The problem: The data must be written out once more, precisely as given.

Available data:
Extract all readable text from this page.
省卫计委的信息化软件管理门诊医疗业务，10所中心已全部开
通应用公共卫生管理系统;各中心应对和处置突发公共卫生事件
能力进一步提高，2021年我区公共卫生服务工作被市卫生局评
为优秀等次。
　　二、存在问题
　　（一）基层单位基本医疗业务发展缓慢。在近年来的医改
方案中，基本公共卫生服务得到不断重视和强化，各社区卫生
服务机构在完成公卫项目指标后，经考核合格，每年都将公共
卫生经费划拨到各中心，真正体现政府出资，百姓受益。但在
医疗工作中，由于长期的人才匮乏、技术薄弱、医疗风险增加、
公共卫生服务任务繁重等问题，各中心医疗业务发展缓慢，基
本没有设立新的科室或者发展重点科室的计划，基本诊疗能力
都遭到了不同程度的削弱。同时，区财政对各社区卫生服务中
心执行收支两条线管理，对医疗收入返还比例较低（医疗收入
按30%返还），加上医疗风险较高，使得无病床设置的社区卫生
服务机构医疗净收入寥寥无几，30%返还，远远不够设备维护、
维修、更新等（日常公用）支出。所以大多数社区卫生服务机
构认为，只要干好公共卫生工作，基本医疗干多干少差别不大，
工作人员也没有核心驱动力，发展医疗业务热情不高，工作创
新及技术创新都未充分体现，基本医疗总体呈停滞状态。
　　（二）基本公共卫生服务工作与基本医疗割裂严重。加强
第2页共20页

Result for this exercise:
Extract all readable text from this page.
省卫计委的信息化软件管理门诊医疗业务，10所中心已全部开
通应用公共卫生管理系统;各中心应对和处置突发公共卫生事件
能力进一步提高，2021年我区公共卫生服务工作被市卫生局评
为优秀等次。
　　二、存在问题
　　（一）基层单位基本医疗业务发展缓慢。在近年来的医改
方案中，基本公共卫生服务得到不断重视和强化，各社区卫生
服务机构在完成公卫项目指标后，经考核合格，每年都将公共
卫生经费划拨到各中心，真正体现政府出资，百姓受益。但在
医疗工作中，由于长期的人才匮乏、技术薄弱、医疗风险增加、
公共卫生服务任务繁重等问题，各中心医疗业务发展缓慢，基
本没有设立新的科室或者发展重点科室的计划，基本诊疗能力
都遭到了不同程度的削弱。同时，区财政对各社区卫生服务中
心执行收支两条线管理，对医疗收入返还比例较低（医疗收入
按30%返还），加上医疗风险较高，使得无病床设置的社区卫生
服务机构医疗净收入寥寥无几，30%返还，远远不够设备维护、
维修、更新等（日常公用）支出。所以大多数社区卫生服务机
构认为，只要干好公共卫生工作，基本医疗干多干少差别不大，
工作人员也没有核心驱动力，发展医疗业务热情不高，工作创
新及技术创新都未充分体现，基本医疗总体呈停滞状态。
　　（二）基本公共卫生服务工作与基本医疗割裂严重。加强
第2页共20页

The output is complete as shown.